● **DO THIS**
Word for word, give the material below again, minus any images.

● **MATERIAL FOR THIS EXERCISE**
• • • • • • •
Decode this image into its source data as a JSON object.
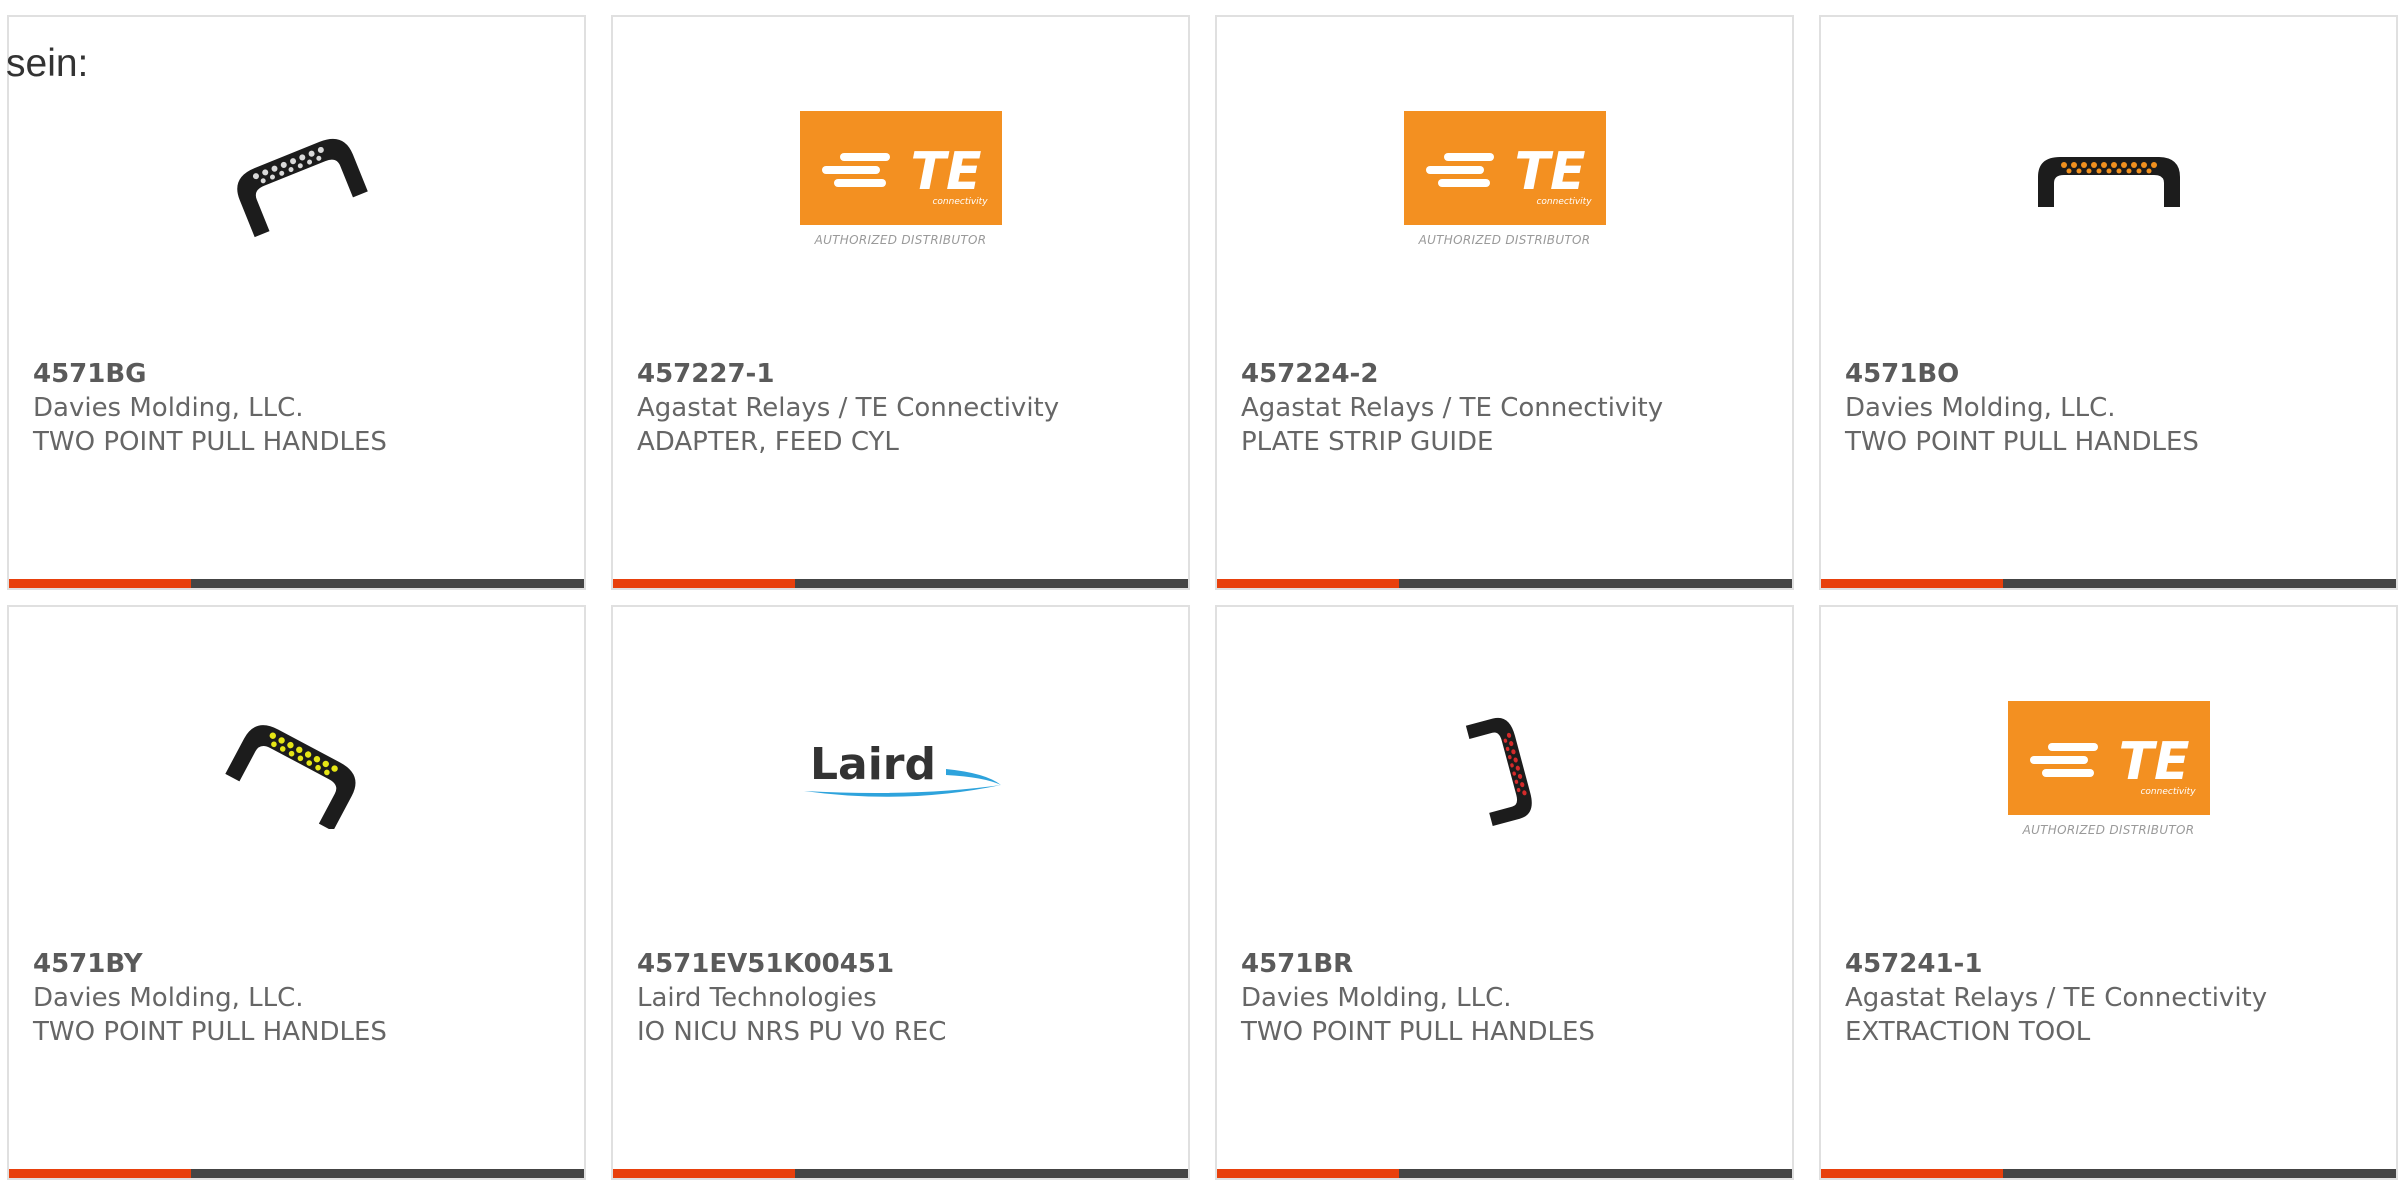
{
  "page_label": "sein:",
  "colors": {
    "accent": "#e8400c",
    "bar": "#444444",
    "te_orange": "#f39021",
    "laird_blue": "#2ea3dc"
  },
  "logos": {
    "te_wordmark": "TE",
    "te_subtitle": "connectivity",
    "te_distributor": "AUTHORIZED DISTRIBUTOR",
    "laird_wordmark": "Laird"
  },
  "products": [
    {
      "part_number": "4571BG",
      "manufacturer": "Davies Molding, LLC.",
      "description": "TWO POINT PULL HANDLES",
      "image": "handle-icon",
      "handle_color": "#d9d9d9"
    },
    {
      "part_number": "457227-1",
      "manufacturer": "Agastat Relays / TE Connectivity",
      "description": "ADAPTER, FEED CYL",
      "image": "te-logo-icon"
    },
    {
      "part_number": "457224-2",
      "manufacturer": "Agastat Relays / TE Connectivity",
      "description": "PLATE STRIP GUIDE",
      "image": "te-logo-icon"
    },
    {
      "part_number": "4571BO",
      "manufacturer": "Davies Molding, LLC.",
      "description": "TWO POINT PULL HANDLES",
      "image": "handle-icon",
      "handle_color": "#f0901e"
    },
    {
      "part_number": "4571BY",
      "manufacturer": "Davies Molding, LLC.",
      "description": "TWO POINT PULL HANDLES",
      "image": "handle-icon",
      "handle_color": "#e6e615"
    },
    {
      "part_number": "4571EV51K00451",
      "manufacturer": "Laird Technologies",
      "description": "IO NICU NRS PU V0 REC",
      "image": "laird-logo-icon"
    },
    {
      "part_number": "4571BR",
      "manufacturer": "Davies Molding, LLC.",
      "description": "TWO POINT PULL HANDLES",
      "image": "handle-icon",
      "handle_color": "#d42a2a"
    },
    {
      "part_number": "457241-1",
      "manufacturer": "Agastat Relays / TE Connectivity",
      "description": "EXTRACTION TOOL",
      "image": "te-logo-icon"
    }
  ]
}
• • • • • • •
● **SOLUTION**
Decode this image into its source data as a JSON object.
{
  "page_label": "sein:",
  "colors": {
    "accent": "#e8400c",
    "bar": "#444444",
    "te_orange": "#f39021",
    "laird_blue": "#2ea3dc"
  },
  "logos": {
    "te_wordmark": "TE",
    "te_subtitle": "connectivity",
    "te_distributor": "AUTHORIZED DISTRIBUTOR",
    "laird_wordmark": "Laird"
  },
  "products": [
    {
      "part_number": "4571BG",
      "manufacturer": "Davies Molding, LLC.",
      "description": "TWO POINT PULL HANDLES",
      "image": "handle-icon",
      "handle_color": "#d9d9d9"
    },
    {
      "part_number": "457227-1",
      "manufacturer": "Agastat Relays / TE Connectivity",
      "description": "ADAPTER, FEED CYL",
      "image": "te-logo-icon"
    },
    {
      "part_number": "457224-2",
      "manufacturer": "Agastat Relays / TE Connectivity",
      "description": "PLATE STRIP GUIDE",
      "image": "te-logo-icon"
    },
    {
      "part_number": "4571BO",
      "manufacturer": "Davies Molding, LLC.",
      "description": "TWO POINT PULL HANDLES",
      "image": "handle-icon",
      "handle_color": "#f0901e"
    },
    {
      "part_number": "4571BY",
      "manufacturer": "Davies Molding, LLC.",
      "description": "TWO POINT PULL HANDLES",
      "image": "handle-icon",
      "handle_color": "#e6e615"
    },
    {
      "part_number": "4571EV51K00451",
      "manufacturer": "Laird Technologies",
      "description": "IO NICU NRS PU V0 REC",
      "image": "laird-logo-icon"
    },
    {
      "part_number": "4571BR",
      "manufacturer": "Davies Molding, LLC.",
      "description": "TWO POINT PULL HANDLES",
      "image": "handle-icon",
      "handle_color": "#d42a2a"
    },
    {
      "part_number": "457241-1",
      "manufacturer": "Agastat Relays / TE Connectivity",
      "description": "EXTRACTION TOOL",
      "image": "te-logo-icon"
    }
  ]
}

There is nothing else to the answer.